Stated exercise
Return the listing below unchanged, minus its pictures.
***
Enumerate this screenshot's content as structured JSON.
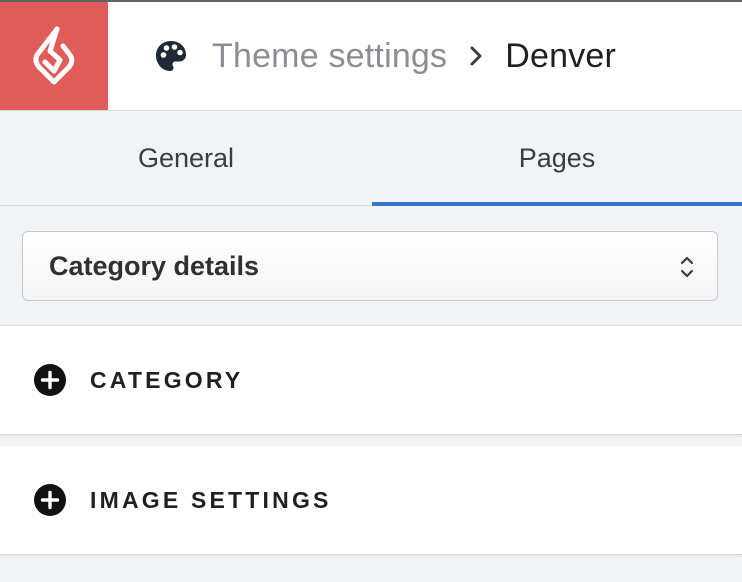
{
  "header": {
    "logo_icon": "lightspeed-flame-icon",
    "logo_color": "#e05c59",
    "breadcrumb_icon": "palette-icon",
    "breadcrumb_parent": "Theme settings",
    "breadcrumb_separator_icon": "chevron-right-icon",
    "breadcrumb_current": "Denver"
  },
  "tabs": [
    {
      "label": "General",
      "active": false
    },
    {
      "label": "Pages",
      "active": true
    }
  ],
  "accent_color": "#3a76c8",
  "page_select": {
    "value": "Category details",
    "icon": "select-arrows-icon"
  },
  "sections": [
    {
      "title": "CATEGORY",
      "icon": "plus-circle-icon"
    },
    {
      "title": "IMAGE SETTINGS",
      "icon": "plus-circle-icon"
    }
  ]
}
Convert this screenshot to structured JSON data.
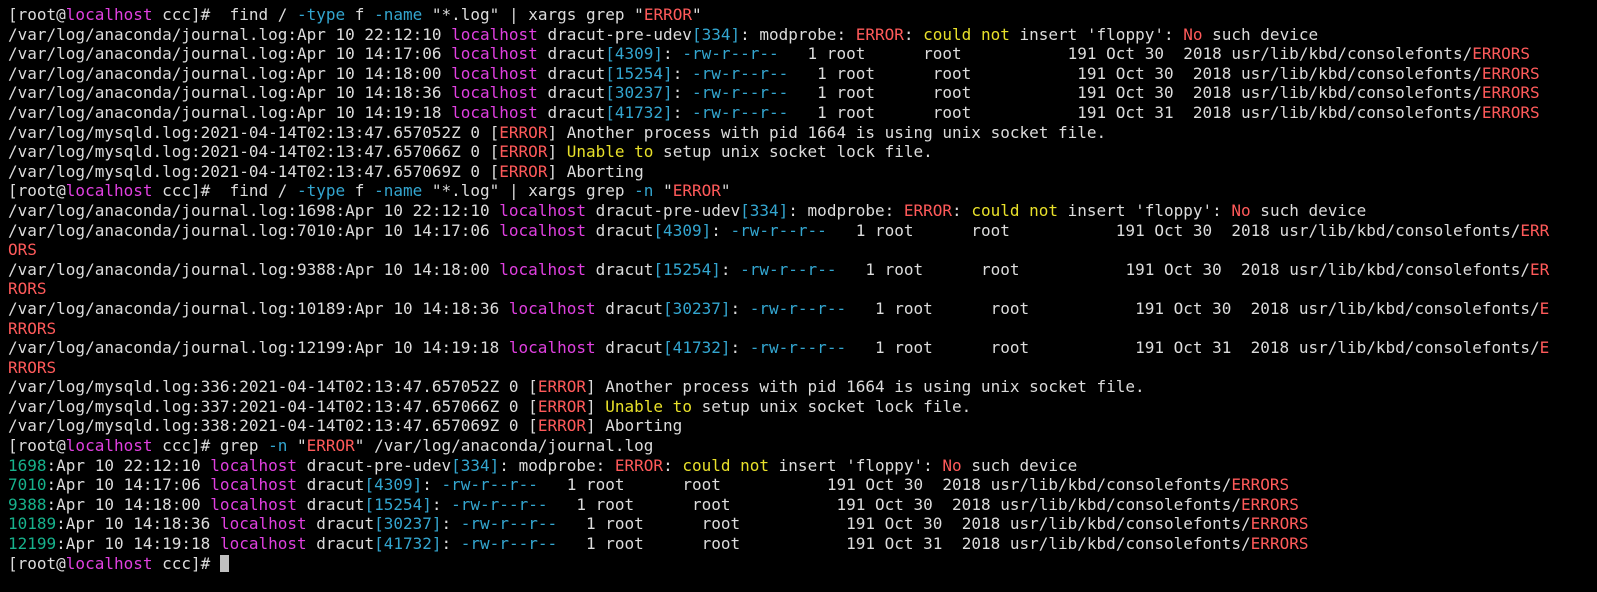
***
Output for this task
Enumerate this screenshot's content as structured JSON.
{
  "header": {
    "logo_icon": "lightspeed-flame-icon",
    "logo_color": "#e05c59",
    "breadcrumb_icon": "palette-icon",
    "breadcrumb_parent": "Theme settings",
    "breadcrumb_separator_icon": "chevron-right-icon",
    "breadcrumb_current": "Denver"
  },
  "tabs": [
    {
      "label": "General",
      "active": false
    },
    {
      "label": "Pages",
      "active": true
    }
  ],
  "accent_color": "#3a76c8",
  "page_select": {
    "value": "Category details",
    "icon": "select-arrows-icon"
  },
  "sections": [
    {
      "title": "CATEGORY",
      "icon": "plus-circle-icon"
    },
    {
      "title": "IMAGE SETTINGS",
      "icon": "plus-circle-icon"
    }
  ]
}
Convert this screenshot to structured JSON data.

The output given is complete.